▶ _WHAT TO DO_
Turn the records below into a Markdown table with the columns Row and Line, giving each line its own numbered row. Skip blank lines and leave the pictures out.

▶ _RECORDS TO USE_
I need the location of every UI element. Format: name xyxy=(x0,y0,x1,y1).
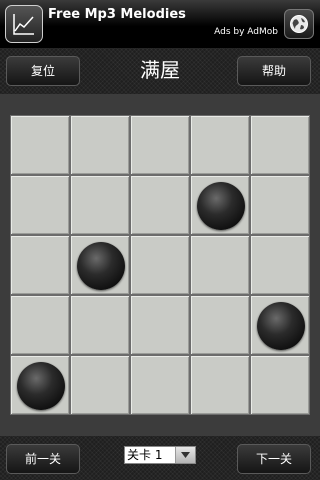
board-cell[interactable] xyxy=(250,355,310,415)
previous-level-button[interactable]: 前一关 xyxy=(6,444,80,474)
top-toolbar: 复位 满屋 帮助 xyxy=(0,48,320,94)
board-cell[interactable] xyxy=(190,355,250,415)
board-cell[interactable] xyxy=(250,295,310,355)
board-cell[interactable] xyxy=(130,355,190,415)
bottom-toolbar: 前一关 关卡 1 下一关 xyxy=(0,436,320,480)
reset-button[interactable]: 复位 xyxy=(6,56,80,86)
board-cell[interactable] xyxy=(10,235,70,295)
level-select[interactable]: 关卡 1 xyxy=(124,446,196,464)
board-cell[interactable] xyxy=(130,235,190,295)
next-level-button[interactable]: 下一关 xyxy=(237,444,311,474)
board-cell[interactable] xyxy=(70,175,130,235)
board-cell[interactable] xyxy=(130,175,190,235)
board-cell[interactable] xyxy=(10,115,70,175)
chevron-down-icon[interactable] xyxy=(175,447,195,463)
help-button[interactable]: 帮助 xyxy=(237,56,311,86)
black-stone xyxy=(257,302,305,350)
ad-title: Free Mp3 Melodies xyxy=(48,7,186,22)
board-cell[interactable] xyxy=(10,175,70,235)
black-stone xyxy=(77,242,125,290)
board-cell[interactable] xyxy=(190,295,250,355)
ad-byline: Ads by AdMob xyxy=(214,27,278,37)
chart-line-icon xyxy=(5,5,43,43)
black-stone xyxy=(197,182,245,230)
board-cell[interactable] xyxy=(70,235,130,295)
board-cell[interactable] xyxy=(250,235,310,295)
game-board xyxy=(10,115,310,415)
board-cell[interactable] xyxy=(130,295,190,355)
board-cell[interactable] xyxy=(250,115,310,175)
page-title: 满屋 xyxy=(140,58,180,82)
board-cell[interactable] xyxy=(130,115,190,175)
board-cell[interactable] xyxy=(250,175,310,235)
board-cell[interactable] xyxy=(70,295,130,355)
black-stone xyxy=(17,362,65,410)
level-select-value: 关卡 1 xyxy=(127,448,163,462)
board-cell[interactable] xyxy=(70,355,130,415)
board-cell[interactable] xyxy=(70,115,130,175)
ad-banner[interactable]: Free Mp3 Melodies Ads by AdMob xyxy=(0,0,320,48)
board-area xyxy=(0,94,320,436)
globe-icon[interactable] xyxy=(284,9,314,39)
board-cell[interactable] xyxy=(10,355,70,415)
board-cell[interactable] xyxy=(190,235,250,295)
board-cell[interactable] xyxy=(190,115,250,175)
board-cell[interactable] xyxy=(190,175,250,235)
board-cell[interactable] xyxy=(10,295,70,355)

▶ _RESULT OF THIS TASK_
| Row | Line |
|---|---|
| 1 | I need the location of every UI element. Format: name xyxy=(x0,y0,x1,y1). |
| 2 | board-cell[interactable] xyxy=(250,355,310,415) |
| 3 | previous-level-button[interactable]: 前一关 xyxy=(6,444,80,474) |
| 4 | top-toolbar: 复位 满屋 帮助 xyxy=(0,48,320,94) |
| 5 | board-cell[interactable] xyxy=(190,355,250,415) |
| 6 | board-cell[interactable] xyxy=(250,295,310,355) |
| 7 | board-cell[interactable] xyxy=(130,355,190,415) |
| 8 | bottom-toolbar: 前一关 关卡 1 下一关 xyxy=(0,436,320,480) |
| 9 | reset-button[interactable]: 复位 xyxy=(6,56,80,86) |
| 10 | board-cell[interactable] xyxy=(10,235,70,295) |
| 11 | level-select[interactable]: 关卡 1 xyxy=(124,446,196,464) |
| 12 | board-cell[interactable] xyxy=(130,235,190,295) |
| 13 | next-level-button[interactable]: 下一关 xyxy=(237,444,311,474) |
| 14 | board-cell[interactable] xyxy=(70,175,130,235) |
| 15 | board-cell[interactable] xyxy=(130,175,190,235) |
| 16 | board-cell[interactable] xyxy=(10,115,70,175) |
| 17 | chevron-down-icon[interactable] xyxy=(175,447,195,463) |
| 18 | help-button[interactable]: 帮助 xyxy=(237,56,311,86) |
| 19 | black-stone xyxy=(257,302,305,350) |
| 20 | ad-title: Free Mp3 Melodies xyxy=(48,7,186,22) |
| 21 | board-cell[interactable] xyxy=(10,175,70,235) |
| 22 | black-stone xyxy=(77,242,125,290) |
| 23 | board-cell[interactable] xyxy=(190,295,250,355) |
| 24 | ad-byline: Ads by AdMob xyxy=(214,27,278,37) |
| 25 | chart-line-icon xyxy=(5,5,43,43) |
| 26 | black-stone xyxy=(197,182,245,230) |
| 27 | board-cell[interactable] xyxy=(70,235,130,295) |
| 28 | board-cell[interactable] xyxy=(250,235,310,295) |
| 29 | game-board xyxy=(10,115,310,415) |
| 30 | board-cell[interactable] xyxy=(130,295,190,355) |
| 31 | board-cell[interactable] xyxy=(250,115,310,175) |
| 32 | page-title: 满屋 xyxy=(140,58,180,82) |
| 33 | board-cell[interactable] xyxy=(130,115,190,175) |
| 34 | board-cell[interactable] xyxy=(250,175,310,235) |
| 35 | board-cell[interactable] xyxy=(70,295,130,355) |
| 36 | black-stone xyxy=(17,362,65,410) |
| 37 | level-select-value: 关卡 1 xyxy=(127,448,163,462) |
| 38 | board-cell[interactable] xyxy=(70,355,130,415) |
| 39 | board-cell[interactable] xyxy=(70,115,130,175) |
| 40 | ad-banner[interactable]: Free Mp3 Melodies Ads by AdMob xyxy=(0,0,320,48) |
| 41 | board-area xyxy=(0,94,320,436) |
| 42 | globe-icon[interactable] xyxy=(284,9,314,39) |
| 43 | board-cell[interactable] xyxy=(10,355,70,415) |
| 44 | board-cell[interactable] xyxy=(190,235,250,295) |
| 45 | board-cell[interactable] xyxy=(190,115,250,175) |
| 46 | board-cell[interactable] xyxy=(190,175,250,235) |
| 47 | board-cell[interactable] xyxy=(10,295,70,355) |